TASK GOAL
Find each line with the word "through" and copy it.

==== PROVIDED DATA

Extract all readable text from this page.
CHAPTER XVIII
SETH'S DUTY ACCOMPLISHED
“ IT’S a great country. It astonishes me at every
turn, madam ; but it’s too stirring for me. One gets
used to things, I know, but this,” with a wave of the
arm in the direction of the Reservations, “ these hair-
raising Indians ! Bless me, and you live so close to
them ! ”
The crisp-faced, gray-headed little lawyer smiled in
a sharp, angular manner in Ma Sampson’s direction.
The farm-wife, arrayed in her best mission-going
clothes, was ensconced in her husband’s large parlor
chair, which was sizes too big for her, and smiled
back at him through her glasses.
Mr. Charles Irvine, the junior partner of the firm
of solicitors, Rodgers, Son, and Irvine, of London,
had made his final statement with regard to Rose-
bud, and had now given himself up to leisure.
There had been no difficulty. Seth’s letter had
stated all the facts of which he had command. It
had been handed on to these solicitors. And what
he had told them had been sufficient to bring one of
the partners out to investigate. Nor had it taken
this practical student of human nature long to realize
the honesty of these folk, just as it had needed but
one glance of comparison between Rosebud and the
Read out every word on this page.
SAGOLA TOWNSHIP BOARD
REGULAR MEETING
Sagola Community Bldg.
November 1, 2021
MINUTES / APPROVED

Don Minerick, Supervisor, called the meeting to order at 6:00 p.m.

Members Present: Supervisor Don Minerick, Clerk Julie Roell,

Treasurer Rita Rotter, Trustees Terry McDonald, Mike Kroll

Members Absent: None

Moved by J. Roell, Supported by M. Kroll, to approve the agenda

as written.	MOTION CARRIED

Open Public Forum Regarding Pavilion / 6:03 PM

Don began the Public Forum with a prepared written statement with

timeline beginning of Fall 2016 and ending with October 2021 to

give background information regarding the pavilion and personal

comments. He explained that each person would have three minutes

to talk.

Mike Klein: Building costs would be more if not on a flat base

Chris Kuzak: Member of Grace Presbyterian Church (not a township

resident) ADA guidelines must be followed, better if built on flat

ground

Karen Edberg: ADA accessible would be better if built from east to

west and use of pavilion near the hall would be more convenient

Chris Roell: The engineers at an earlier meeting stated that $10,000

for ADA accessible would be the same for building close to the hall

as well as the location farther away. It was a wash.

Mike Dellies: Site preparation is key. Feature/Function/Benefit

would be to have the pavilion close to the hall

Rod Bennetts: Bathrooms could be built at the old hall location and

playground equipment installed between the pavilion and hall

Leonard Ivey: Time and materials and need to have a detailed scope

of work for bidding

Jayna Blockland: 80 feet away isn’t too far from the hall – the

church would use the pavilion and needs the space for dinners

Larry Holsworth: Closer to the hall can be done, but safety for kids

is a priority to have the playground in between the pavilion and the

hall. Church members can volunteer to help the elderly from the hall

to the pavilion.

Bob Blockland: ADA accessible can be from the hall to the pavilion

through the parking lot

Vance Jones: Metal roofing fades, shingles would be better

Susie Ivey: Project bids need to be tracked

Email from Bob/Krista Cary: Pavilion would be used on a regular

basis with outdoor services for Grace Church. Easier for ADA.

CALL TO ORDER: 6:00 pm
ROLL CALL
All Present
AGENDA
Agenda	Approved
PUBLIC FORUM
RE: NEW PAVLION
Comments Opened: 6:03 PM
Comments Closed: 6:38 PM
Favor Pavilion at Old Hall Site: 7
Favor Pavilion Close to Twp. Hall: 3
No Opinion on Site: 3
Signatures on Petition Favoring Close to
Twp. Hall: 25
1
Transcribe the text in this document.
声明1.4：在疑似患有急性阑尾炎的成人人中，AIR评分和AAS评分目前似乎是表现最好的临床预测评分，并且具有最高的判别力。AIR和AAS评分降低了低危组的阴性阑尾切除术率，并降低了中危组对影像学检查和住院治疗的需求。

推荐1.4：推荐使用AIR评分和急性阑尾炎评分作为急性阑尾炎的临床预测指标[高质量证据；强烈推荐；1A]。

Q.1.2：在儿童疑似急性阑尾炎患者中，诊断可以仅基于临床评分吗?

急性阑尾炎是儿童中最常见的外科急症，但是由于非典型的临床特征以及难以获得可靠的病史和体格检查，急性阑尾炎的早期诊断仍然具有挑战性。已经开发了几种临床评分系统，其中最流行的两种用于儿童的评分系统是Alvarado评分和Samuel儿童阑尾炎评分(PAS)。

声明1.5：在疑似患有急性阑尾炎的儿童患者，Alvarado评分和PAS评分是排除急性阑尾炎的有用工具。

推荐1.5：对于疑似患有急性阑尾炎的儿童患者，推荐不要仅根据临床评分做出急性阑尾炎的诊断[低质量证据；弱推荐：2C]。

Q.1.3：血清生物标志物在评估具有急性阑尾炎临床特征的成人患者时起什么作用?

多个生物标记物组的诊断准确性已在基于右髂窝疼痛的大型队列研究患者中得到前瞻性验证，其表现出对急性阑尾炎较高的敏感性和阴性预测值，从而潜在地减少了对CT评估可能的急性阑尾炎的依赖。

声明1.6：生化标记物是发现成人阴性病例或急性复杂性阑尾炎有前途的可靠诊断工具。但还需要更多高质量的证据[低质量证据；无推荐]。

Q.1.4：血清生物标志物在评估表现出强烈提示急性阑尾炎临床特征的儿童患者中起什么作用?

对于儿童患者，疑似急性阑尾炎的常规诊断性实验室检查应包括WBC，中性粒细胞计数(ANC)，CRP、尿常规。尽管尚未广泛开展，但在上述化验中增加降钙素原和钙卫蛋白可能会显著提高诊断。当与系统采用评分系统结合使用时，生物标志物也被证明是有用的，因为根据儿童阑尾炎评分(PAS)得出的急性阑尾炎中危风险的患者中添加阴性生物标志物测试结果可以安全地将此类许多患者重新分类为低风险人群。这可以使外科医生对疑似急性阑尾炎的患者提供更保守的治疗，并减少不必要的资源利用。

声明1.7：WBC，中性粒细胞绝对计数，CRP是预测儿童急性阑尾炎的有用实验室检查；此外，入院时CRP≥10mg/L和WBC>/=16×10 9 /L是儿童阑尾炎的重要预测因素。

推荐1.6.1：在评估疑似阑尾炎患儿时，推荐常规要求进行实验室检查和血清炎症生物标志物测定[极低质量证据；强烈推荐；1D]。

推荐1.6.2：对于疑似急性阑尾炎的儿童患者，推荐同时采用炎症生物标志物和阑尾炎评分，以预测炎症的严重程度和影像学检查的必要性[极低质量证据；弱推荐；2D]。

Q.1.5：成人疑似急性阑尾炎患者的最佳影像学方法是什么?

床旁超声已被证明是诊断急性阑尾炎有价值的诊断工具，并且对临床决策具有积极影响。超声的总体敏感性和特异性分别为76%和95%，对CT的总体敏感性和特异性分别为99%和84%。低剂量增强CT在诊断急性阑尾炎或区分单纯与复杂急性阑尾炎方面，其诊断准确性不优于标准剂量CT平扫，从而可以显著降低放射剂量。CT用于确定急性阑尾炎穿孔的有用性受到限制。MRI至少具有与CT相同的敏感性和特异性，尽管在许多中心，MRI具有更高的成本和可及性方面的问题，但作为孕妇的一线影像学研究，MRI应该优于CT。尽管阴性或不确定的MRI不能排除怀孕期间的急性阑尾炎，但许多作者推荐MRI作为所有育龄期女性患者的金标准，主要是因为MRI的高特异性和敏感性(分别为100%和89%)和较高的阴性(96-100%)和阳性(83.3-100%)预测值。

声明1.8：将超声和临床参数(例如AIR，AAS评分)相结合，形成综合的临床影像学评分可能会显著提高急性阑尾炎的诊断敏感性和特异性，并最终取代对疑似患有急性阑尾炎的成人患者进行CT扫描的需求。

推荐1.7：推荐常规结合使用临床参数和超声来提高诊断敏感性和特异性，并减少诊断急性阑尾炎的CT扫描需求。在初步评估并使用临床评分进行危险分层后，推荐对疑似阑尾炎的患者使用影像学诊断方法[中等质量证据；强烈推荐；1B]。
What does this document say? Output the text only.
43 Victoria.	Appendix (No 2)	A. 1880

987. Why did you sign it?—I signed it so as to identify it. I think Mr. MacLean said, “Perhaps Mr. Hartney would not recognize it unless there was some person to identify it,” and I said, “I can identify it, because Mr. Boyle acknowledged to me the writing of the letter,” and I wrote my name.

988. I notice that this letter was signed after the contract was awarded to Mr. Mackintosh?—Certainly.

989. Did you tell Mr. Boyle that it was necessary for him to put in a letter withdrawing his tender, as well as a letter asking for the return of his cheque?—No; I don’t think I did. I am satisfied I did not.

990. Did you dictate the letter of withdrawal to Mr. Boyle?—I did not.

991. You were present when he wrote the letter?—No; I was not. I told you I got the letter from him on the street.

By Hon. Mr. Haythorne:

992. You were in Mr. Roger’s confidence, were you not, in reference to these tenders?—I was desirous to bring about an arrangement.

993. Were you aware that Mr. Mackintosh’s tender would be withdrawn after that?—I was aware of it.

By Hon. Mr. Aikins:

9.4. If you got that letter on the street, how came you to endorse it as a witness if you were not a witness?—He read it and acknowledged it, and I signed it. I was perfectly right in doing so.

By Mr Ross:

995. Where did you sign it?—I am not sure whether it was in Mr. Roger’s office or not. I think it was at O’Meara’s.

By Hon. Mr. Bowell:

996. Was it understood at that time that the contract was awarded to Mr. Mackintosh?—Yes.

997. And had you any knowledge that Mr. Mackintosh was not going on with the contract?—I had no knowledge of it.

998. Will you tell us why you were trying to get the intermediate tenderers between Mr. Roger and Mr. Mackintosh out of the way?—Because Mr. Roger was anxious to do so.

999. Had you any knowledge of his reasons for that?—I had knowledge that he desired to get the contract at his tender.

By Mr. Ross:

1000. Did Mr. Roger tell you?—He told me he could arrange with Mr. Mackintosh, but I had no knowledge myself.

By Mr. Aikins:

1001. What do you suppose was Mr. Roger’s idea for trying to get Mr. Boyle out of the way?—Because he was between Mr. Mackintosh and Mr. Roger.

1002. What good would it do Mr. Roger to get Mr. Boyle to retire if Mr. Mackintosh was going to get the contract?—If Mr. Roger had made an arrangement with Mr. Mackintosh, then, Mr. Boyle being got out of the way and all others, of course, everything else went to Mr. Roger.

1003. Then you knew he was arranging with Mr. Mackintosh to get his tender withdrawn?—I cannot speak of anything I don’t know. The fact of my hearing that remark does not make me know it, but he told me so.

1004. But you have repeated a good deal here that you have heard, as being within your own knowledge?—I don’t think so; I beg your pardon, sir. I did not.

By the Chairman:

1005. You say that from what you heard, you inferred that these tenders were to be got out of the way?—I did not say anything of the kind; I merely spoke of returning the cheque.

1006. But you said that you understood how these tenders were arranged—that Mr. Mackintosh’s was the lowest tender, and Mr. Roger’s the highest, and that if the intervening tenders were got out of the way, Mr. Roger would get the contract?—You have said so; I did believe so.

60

========

EXERCISE RESULT
back at him through her glasses.
through the parking lot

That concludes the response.